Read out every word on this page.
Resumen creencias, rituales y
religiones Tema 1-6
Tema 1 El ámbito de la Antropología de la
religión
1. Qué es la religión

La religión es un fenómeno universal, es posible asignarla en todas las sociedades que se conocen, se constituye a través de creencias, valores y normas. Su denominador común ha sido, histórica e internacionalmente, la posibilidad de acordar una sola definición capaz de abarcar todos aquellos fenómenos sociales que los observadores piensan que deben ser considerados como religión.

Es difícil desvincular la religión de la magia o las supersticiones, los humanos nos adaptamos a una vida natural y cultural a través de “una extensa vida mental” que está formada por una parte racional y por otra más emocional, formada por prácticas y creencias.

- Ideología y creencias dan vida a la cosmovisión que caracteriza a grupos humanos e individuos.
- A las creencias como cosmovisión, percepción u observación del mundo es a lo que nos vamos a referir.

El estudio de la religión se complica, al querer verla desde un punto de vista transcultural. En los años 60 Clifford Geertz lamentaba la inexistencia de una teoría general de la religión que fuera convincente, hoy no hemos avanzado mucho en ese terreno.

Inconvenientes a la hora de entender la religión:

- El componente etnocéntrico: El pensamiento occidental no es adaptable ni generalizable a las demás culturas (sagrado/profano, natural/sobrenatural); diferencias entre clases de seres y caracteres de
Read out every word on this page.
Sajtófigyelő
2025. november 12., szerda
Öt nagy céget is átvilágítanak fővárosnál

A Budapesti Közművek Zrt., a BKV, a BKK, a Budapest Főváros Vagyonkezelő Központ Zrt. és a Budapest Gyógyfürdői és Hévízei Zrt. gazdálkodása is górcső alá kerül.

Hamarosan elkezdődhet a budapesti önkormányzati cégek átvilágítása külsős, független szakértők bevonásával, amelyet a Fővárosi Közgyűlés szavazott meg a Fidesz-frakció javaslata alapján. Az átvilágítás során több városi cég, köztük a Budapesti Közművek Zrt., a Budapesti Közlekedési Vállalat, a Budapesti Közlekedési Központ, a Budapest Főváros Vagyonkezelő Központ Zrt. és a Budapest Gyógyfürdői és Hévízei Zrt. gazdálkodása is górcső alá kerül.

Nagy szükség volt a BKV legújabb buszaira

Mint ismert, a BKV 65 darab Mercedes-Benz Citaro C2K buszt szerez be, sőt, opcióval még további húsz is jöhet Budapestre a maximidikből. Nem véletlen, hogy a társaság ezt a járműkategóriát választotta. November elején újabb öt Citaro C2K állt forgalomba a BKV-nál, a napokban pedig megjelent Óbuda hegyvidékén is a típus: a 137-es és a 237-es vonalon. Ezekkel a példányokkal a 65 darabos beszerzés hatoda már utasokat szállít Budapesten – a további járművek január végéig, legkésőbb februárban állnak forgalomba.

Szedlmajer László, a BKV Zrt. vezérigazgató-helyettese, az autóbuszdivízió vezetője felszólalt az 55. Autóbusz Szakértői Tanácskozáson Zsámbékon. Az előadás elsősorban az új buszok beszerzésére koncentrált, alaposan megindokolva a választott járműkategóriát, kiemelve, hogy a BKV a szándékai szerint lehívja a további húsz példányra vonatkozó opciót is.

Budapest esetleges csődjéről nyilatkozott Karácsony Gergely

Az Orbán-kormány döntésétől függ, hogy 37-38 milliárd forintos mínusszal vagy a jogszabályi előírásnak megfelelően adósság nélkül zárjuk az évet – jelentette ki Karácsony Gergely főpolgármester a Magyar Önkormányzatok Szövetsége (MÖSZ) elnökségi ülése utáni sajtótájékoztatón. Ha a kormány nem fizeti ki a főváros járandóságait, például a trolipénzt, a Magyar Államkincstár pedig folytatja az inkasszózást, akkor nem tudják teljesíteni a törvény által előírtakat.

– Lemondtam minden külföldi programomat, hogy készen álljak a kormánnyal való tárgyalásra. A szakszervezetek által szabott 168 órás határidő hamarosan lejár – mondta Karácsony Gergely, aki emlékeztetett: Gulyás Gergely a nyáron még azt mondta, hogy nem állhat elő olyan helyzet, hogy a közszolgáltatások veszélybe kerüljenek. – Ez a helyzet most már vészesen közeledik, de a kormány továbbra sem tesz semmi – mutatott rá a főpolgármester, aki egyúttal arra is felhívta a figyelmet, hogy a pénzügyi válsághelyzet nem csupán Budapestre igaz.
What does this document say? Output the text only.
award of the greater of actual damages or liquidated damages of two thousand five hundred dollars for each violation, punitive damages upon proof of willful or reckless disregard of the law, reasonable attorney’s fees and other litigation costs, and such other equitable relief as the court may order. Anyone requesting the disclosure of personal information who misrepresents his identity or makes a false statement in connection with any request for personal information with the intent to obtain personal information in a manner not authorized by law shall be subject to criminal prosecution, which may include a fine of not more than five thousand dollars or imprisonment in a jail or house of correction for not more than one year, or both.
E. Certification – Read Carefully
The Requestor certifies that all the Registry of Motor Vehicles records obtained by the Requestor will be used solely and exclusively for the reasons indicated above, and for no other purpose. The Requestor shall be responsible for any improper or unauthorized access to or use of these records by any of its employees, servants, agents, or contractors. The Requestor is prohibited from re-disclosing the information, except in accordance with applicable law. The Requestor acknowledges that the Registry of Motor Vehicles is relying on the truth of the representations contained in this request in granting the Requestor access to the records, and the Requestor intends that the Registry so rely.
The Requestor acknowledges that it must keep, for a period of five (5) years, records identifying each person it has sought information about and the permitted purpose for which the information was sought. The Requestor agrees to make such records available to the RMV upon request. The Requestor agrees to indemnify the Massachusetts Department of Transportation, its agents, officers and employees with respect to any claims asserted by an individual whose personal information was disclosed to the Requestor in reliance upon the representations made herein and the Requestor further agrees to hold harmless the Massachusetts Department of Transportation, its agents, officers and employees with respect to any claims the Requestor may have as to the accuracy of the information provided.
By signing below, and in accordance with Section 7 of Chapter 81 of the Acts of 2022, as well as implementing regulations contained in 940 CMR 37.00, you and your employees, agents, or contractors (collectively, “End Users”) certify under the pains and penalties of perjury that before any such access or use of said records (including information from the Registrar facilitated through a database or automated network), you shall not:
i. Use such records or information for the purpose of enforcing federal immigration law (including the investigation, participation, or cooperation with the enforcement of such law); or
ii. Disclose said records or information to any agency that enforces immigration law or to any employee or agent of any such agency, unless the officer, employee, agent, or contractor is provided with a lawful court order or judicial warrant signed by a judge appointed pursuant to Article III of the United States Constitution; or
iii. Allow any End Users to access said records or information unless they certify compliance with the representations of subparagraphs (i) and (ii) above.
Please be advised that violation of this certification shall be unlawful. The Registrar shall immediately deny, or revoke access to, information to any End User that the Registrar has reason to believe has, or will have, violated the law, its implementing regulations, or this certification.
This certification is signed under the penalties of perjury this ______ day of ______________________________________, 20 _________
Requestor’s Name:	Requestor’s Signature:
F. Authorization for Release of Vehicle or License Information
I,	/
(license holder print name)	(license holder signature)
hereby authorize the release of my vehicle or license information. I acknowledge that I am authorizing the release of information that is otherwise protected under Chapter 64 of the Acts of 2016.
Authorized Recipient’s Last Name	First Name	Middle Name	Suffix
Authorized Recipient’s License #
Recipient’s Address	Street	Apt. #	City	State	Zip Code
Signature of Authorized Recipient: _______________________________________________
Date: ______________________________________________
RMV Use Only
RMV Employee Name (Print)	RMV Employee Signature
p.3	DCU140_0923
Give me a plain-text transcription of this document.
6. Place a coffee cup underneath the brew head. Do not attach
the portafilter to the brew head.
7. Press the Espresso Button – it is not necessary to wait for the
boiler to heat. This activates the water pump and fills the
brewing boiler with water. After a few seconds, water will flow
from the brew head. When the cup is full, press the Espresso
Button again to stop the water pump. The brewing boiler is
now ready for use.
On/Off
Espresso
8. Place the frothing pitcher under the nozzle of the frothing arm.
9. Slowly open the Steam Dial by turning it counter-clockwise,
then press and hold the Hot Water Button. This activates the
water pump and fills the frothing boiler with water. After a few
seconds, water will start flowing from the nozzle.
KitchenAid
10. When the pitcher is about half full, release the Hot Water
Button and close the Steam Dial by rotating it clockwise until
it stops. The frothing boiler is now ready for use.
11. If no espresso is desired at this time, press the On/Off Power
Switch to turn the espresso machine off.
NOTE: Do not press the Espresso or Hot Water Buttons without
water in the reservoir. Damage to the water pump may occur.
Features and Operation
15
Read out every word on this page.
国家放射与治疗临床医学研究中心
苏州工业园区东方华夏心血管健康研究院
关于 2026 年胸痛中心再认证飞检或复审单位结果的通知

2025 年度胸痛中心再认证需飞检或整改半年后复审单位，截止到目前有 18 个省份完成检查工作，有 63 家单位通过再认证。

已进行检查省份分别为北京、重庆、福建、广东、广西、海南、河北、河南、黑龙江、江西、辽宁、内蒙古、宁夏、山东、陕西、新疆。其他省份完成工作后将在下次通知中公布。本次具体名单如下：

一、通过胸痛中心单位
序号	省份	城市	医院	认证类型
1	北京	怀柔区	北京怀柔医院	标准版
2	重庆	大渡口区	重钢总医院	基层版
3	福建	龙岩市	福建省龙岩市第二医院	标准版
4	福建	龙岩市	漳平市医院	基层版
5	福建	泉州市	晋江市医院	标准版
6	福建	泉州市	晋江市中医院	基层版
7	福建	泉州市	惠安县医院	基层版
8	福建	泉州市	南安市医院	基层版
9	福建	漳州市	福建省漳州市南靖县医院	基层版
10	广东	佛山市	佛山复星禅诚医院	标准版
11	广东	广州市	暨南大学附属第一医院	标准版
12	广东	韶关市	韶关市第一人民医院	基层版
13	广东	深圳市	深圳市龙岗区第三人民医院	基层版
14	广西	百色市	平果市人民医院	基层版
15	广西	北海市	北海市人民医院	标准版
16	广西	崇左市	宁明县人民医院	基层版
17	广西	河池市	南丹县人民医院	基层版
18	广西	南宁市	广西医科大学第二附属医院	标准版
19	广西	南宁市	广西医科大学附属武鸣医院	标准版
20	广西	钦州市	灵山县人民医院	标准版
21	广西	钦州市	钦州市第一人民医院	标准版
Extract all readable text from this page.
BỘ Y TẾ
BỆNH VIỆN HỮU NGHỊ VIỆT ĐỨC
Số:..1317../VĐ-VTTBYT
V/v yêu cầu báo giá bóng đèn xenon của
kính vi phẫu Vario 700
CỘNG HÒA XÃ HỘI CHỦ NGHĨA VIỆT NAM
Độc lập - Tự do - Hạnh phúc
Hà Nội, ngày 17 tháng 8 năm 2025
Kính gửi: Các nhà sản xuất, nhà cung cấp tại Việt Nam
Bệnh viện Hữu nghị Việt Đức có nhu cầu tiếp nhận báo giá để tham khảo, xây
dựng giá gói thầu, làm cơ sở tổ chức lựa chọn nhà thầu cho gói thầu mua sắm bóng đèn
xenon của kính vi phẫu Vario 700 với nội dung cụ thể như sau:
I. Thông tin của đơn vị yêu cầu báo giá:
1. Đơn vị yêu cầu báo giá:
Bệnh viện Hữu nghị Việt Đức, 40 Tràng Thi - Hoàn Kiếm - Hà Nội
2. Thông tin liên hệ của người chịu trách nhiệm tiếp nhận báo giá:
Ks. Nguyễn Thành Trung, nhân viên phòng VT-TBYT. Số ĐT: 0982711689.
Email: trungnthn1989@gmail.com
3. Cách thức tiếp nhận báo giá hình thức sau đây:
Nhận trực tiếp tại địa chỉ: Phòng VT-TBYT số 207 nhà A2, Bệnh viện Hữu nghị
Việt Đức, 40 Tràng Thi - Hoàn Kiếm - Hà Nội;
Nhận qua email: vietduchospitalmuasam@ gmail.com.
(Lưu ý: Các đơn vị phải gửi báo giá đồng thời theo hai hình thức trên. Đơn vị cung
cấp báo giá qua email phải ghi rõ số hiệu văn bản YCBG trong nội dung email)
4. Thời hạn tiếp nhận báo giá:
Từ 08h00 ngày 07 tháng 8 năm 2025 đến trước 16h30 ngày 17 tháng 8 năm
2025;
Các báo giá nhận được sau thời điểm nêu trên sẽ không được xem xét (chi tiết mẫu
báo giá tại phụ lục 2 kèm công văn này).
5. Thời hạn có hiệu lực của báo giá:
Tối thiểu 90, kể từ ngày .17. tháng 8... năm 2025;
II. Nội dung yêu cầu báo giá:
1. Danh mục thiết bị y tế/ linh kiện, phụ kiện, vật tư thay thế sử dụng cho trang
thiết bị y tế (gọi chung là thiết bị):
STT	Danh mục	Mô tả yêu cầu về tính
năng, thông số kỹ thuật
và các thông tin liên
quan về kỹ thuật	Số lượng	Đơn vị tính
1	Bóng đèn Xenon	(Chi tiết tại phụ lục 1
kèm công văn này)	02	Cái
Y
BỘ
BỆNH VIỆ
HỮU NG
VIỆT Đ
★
________________
Using the records above, list each line that includes "seconds".

brewing boiler with water. After a few seconds, water will flow
seconds, water will start flowing from the nozzle.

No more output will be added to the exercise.